* [Work to complete]:
Copy out the records precisely, omitting pictures.

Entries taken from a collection
▼▼▼

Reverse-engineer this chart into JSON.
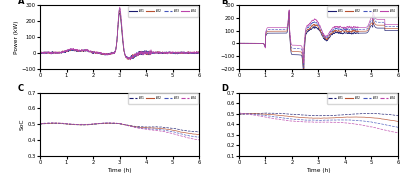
{
  "colors_A": [
    "#1a1a6e",
    "#b85030",
    "#4455bb",
    "#bb44aa"
  ],
  "colors_B": [
    "#1a1a6e",
    "#b85030",
    "#4455bb",
    "#bb44aa"
  ],
  "colors_C": [
    "#1a1a6e",
    "#b85030",
    "#4455bb",
    "#bb44aa"
  ],
  "colors_D": [
    "#1a1a6e",
    "#b85030",
    "#4455bb",
    "#bb44aa"
  ],
  "ls_A": [
    "-",
    "-",
    "--",
    "-"
  ],
  "ls_B": [
    "-",
    "-",
    "--",
    "-"
  ],
  "ls_C": [
    "--",
    "-",
    "--",
    "--"
  ],
  "ls_D": [
    "--",
    "-",
    "--",
    "--"
  ],
  "legend_labels": [
    "$B_1$",
    "$B_2$",
    "$B_3$",
    "$B_4$"
  ],
  "panel_labels": [
    "A",
    "B",
    "C",
    "D"
  ],
  "A_ylabel": "Power (kW)",
  "C_ylabel": "SoC",
  "xlabel": "Time (h)",
  "A_ylim": [
    -100,
    300
  ],
  "B_ylim": [
    -200,
    300
  ],
  "C_ylim": [
    0.3,
    0.7
  ],
  "D_ylim": [
    0.1,
    0.7
  ],
  "xlim": [
    0,
    6
  ],
  "xticks": [
    0,
    1,
    2,
    3,
    4,
    5,
    6
  ],
  "A_yticks": [
    -100,
    0,
    100,
    200,
    300
  ],
  "B_yticks": [
    -200,
    -100,
    0,
    100,
    200,
    300
  ],
  "C_yticks": [
    0.3,
    0.4,
    0.5,
    0.6,
    0.7
  ],
  "D_yticks": [
    0.1,
    0.2,
    0.3,
    0.4,
    0.5,
    0.6,
    0.7
  ],
  "background": "#ffffff"
}
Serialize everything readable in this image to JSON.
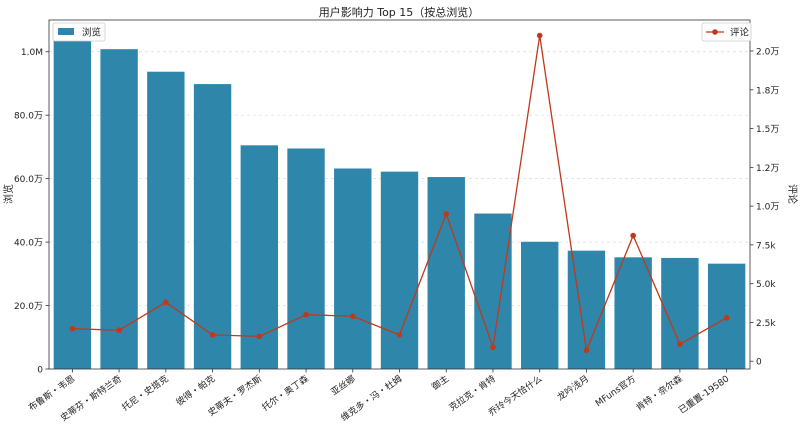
{
  "chart_data": {
    "type": "bar",
    "title": "用户影响力 Top 15（按总浏览）",
    "categories": [
      "布鲁斯・韦恩",
      "史蒂芬・斯特兰奇",
      "托尼・史塔克",
      "彼得・帕克",
      "史蒂夫・罗杰斯",
      "托尔・奥丁森",
      "亚丝娜",
      "维克多・冯・杜姆",
      "御主",
      "克拉克・肯特",
      "乔玲今天恰什么",
      "龙吟浅月",
      "MFuns官方",
      "肯特・奈尔森",
      "已重置-19580"
    ],
    "series": [
      {
        "name": "浏览",
        "axis": "left",
        "kind": "bar",
        "color": "#2e86ab",
        "values": [
          1045000,
          1008000,
          937000,
          898000,
          705000,
          695000,
          632000,
          622000,
          605000,
          490000,
          401000,
          373000,
          352000,
          350000,
          332000
        ]
      },
      {
        "name": "评论",
        "axis": "right",
        "kind": "line",
        "color": "#c0391b",
        "values": [
          2100,
          2000,
          3800,
          1700,
          1600,
          3000,
          2900,
          1700,
          9500,
          900,
          21000,
          700,
          8100,
          1100,
          2800
        ]
      }
    ],
    "y_left": {
      "label": "浏览",
      "range": [
        0,
        1100000
      ],
      "ticks": [
        0,
        200000,
        400000,
        600000,
        800000,
        1000000
      ],
      "tick_labels": [
        "0",
        "20.0万",
        "40.0万",
        "60.0万",
        "80.0万",
        "1.0M"
      ]
    },
    "y_right": {
      "label": "评论",
      "range": [
        -500,
        22000
      ],
      "ticks": [
        0,
        2500,
        5000,
        7500,
        10000,
        12500,
        15000,
        17500,
        20000
      ],
      "tick_labels": [
        "0",
        "2.5k",
        "5.0k",
        "7.5k",
        "1.0万",
        "1.2万",
        "1.5万",
        "1.8万",
        "2.0万"
      ]
    },
    "grid": "horizontal dashed",
    "legend_left": "top-left",
    "legend_right": "top-right"
  }
}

▲▲▲

* [Solution for this problem]:
Reverse-engineer this chart into JSON.
{
  "colors_A": [
    "#1a1a6e",
    "#b85030",
    "#4455bb",
    "#bb44aa"
  ],
  "colors_B": [
    "#1a1a6e",
    "#b85030",
    "#4455bb",
    "#bb44aa"
  ],
  "colors_C": [
    "#1a1a6e",
    "#b85030",
    "#4455bb",
    "#bb44aa"
  ],
  "colors_D": [
    "#1a1a6e",
    "#b85030",
    "#4455bb",
    "#bb44aa"
  ],
  "ls_A": [
    "-",
    "-",
    "--",
    "-"
  ],
  "ls_B": [
    "-",
    "-",
    "--",
    "-"
  ],
  "ls_C": [
    "--",
    "-",
    "--",
    "--"
  ],
  "ls_D": [
    "--",
    "-",
    "--",
    "--"
  ],
  "legend_labels": [
    "$B_1$",
    "$B_2$",
    "$B_3$",
    "$B_4$"
  ],
  "panel_labels": [
    "A",
    "B",
    "C",
    "D"
  ],
  "A_ylabel": "Power (kW)",
  "C_ylabel": "SoC",
  "xlabel": "Time (h)",
  "A_ylim": [
    -100,
    300
  ],
  "B_ylim": [
    -200,
    300
  ],
  "C_ylim": [
    0.3,
    0.7
  ],
  "D_ylim": [
    0.1,
    0.7
  ],
  "xlim": [
    0,
    6
  ],
  "xticks": [
    0,
    1,
    2,
    3,
    4,
    5,
    6
  ],
  "A_yticks": [
    -100,
    0,
    100,
    200,
    300
  ],
  "B_yticks": [
    -200,
    -100,
    0,
    100,
    200,
    300
  ],
  "C_yticks": [
    0.3,
    0.4,
    0.5,
    0.6,
    0.7
  ],
  "D_yticks": [
    0.1,
    0.2,
    0.3,
    0.4,
    0.5,
    0.6,
    0.7
  ],
  "background": "#ffffff"
}
Serialize everything readable in this image to JSON.
{
  "chart_data": {
    "type": "bar",
    "title": "用户影响力 Top 15（按总浏览）",
    "categories": [
      "布鲁斯・韦恩",
      "史蒂芬・斯特兰奇",
      "托尼・史塔克",
      "彼得・帕克",
      "史蒂夫・罗杰斯",
      "托尔・奥丁森",
      "亚丝娜",
      "维克多・冯・杜姆",
      "御主",
      "克拉克・肯特",
      "乔玲今天恰什么",
      "龙吟浅月",
      "MFuns官方",
      "肯特・奈尔森",
      "已重置-19580"
    ],
    "series": [
      {
        "name": "浏览",
        "axis": "left",
        "kind": "bar",
        "color": "#2e86ab",
        "values": [
          1045000,
          1008000,
          937000,
          898000,
          705000,
          695000,
          632000,
          622000,
          605000,
          490000,
          401000,
          373000,
          352000,
          350000,
          332000
        ]
      },
      {
        "name": "评论",
        "axis": "right",
        "kind": "line",
        "color": "#c0391b",
        "values": [
          2100,
          2000,
          3800,
          1700,
          1600,
          3000,
          2900,
          1700,
          9500,
          900,
          21000,
          700,
          8100,
          1100,
          2800
        ]
      }
    ],
    "y_left": {
      "label": "浏览",
      "range": [
        0,
        1100000
      ],
      "ticks": [
        0,
        200000,
        400000,
        600000,
        800000,
        1000000
      ],
      "tick_labels": [
        "0",
        "20.0万",
        "40.0万",
        "60.0万",
        "80.0万",
        "1.0M"
      ]
    },
    "y_right": {
      "label": "评论",
      "range": [
        -500,
        22000
      ],
      "ticks": [
        0,
        2500,
        5000,
        7500,
        10000,
        12500,
        15000,
        17500,
        20000
      ],
      "tick_labels": [
        "0",
        "2.5k",
        "5.0k",
        "7.5k",
        "1.0万",
        "1.2万",
        "1.5万",
        "1.8万",
        "2.0万"
      ]
    },
    "grid": "horizontal dashed",
    "legend_left": "top-left",
    "legend_right": "top-right"
  }
}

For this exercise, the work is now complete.